TO DO:
Identify each line in the records below that contains the word "where", and copy it.

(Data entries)

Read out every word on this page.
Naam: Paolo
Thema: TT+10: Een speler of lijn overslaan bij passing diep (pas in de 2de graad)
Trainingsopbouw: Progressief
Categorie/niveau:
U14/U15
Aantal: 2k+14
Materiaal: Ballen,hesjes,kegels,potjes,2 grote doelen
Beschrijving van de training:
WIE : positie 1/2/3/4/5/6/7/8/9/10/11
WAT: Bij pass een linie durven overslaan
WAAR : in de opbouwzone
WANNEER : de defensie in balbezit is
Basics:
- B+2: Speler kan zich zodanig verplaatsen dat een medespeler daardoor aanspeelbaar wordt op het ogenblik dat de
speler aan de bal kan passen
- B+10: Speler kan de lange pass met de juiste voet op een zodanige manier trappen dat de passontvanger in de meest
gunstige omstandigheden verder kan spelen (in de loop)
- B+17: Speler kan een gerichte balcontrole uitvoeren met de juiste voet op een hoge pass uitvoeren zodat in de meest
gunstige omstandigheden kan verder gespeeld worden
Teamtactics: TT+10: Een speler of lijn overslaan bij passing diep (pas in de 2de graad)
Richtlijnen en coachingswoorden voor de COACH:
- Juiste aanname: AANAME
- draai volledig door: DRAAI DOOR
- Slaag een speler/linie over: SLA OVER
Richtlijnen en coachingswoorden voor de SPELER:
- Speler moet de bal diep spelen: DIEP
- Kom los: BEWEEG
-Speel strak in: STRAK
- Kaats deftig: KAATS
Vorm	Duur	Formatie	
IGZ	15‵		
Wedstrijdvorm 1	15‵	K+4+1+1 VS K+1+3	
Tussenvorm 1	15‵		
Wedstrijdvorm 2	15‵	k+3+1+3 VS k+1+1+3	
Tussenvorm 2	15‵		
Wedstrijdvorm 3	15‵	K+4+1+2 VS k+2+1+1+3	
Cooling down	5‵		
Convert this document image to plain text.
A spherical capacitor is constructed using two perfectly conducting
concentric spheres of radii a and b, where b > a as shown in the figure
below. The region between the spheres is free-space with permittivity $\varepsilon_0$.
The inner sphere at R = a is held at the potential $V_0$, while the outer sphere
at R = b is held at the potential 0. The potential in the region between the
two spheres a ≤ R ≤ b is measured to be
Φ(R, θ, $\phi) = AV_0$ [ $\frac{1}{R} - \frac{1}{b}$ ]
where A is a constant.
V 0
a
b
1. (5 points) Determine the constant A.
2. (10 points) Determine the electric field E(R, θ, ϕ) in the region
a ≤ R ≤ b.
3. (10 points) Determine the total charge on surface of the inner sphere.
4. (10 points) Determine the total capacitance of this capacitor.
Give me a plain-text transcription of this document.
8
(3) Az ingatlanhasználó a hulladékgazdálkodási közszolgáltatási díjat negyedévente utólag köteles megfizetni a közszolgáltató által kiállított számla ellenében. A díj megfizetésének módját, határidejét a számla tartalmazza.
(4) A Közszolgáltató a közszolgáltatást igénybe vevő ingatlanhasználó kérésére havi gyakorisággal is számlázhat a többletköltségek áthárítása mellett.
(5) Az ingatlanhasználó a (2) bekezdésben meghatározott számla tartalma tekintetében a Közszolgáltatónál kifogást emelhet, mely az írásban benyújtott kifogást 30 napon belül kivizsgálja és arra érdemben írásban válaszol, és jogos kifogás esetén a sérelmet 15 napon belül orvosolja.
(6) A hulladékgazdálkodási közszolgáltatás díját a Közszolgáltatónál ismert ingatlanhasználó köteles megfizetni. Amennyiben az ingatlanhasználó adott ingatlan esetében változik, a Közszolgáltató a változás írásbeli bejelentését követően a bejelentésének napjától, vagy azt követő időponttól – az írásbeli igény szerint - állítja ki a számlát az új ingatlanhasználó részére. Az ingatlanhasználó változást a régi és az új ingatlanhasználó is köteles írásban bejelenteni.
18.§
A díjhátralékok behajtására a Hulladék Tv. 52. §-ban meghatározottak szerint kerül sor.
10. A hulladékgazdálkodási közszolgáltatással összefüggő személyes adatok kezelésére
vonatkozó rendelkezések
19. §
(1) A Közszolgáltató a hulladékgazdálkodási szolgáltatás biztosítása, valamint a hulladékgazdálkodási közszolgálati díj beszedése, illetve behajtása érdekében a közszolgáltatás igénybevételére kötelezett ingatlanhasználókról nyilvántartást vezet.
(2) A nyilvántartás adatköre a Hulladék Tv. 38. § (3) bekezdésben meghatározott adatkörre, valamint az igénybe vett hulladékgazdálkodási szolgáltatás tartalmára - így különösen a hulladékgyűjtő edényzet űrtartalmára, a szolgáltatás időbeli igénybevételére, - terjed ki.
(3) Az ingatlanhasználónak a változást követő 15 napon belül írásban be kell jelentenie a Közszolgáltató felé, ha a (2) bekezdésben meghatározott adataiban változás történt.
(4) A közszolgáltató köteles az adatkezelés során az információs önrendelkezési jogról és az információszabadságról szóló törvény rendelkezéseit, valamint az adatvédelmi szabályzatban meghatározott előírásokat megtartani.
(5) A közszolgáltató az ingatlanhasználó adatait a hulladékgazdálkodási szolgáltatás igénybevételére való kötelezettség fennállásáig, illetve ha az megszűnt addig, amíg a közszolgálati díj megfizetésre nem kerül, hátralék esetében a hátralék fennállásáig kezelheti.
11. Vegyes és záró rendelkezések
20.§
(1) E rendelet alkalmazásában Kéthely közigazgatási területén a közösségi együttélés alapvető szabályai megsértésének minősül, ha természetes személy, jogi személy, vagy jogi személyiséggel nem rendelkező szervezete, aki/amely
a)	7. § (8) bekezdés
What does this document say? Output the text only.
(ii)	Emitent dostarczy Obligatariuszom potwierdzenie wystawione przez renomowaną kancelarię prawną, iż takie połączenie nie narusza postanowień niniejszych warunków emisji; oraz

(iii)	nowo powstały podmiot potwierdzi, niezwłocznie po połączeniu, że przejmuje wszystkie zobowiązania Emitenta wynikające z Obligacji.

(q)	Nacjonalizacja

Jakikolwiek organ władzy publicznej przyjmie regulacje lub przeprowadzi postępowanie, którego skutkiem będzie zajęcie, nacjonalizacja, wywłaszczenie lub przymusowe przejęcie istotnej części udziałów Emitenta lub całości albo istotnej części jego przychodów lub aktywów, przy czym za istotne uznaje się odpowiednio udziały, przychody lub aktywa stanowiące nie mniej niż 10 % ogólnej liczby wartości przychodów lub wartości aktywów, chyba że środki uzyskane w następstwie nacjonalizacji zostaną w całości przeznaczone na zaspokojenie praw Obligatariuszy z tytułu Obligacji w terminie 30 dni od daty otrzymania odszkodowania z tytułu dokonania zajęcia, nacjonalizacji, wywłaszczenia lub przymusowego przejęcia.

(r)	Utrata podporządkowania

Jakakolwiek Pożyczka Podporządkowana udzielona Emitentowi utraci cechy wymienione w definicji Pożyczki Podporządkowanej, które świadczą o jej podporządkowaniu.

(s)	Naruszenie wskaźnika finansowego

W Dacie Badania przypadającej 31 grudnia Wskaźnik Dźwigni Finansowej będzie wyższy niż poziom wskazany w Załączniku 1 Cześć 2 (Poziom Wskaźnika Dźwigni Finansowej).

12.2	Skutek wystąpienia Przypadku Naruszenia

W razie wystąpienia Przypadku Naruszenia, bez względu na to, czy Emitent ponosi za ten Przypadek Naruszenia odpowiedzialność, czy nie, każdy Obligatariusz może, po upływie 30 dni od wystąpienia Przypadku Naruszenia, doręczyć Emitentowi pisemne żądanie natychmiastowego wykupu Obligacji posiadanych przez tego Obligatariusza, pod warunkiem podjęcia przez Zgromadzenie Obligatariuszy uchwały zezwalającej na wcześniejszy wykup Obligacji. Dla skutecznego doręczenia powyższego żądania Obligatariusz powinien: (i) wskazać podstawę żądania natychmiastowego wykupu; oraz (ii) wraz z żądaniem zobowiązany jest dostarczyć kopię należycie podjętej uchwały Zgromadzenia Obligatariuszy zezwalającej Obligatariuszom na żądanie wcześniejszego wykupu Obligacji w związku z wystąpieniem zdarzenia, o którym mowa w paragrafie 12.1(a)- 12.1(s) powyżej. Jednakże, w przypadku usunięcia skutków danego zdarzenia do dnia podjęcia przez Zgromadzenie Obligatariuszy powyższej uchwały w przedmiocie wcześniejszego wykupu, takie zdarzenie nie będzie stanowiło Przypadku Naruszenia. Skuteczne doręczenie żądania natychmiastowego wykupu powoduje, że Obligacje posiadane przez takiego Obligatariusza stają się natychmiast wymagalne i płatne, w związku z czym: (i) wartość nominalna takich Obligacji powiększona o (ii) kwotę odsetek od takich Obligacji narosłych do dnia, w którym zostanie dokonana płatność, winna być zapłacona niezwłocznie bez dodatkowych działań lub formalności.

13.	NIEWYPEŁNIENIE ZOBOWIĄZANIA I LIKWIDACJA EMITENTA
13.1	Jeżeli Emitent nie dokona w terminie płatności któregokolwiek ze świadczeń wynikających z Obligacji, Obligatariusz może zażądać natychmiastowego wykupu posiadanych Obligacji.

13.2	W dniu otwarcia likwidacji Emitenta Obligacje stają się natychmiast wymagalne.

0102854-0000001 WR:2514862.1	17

SOLUTION FOR THIS TASK:
concentric spheres of radii a and b, where b > a as shown in the figure
where A is a constant.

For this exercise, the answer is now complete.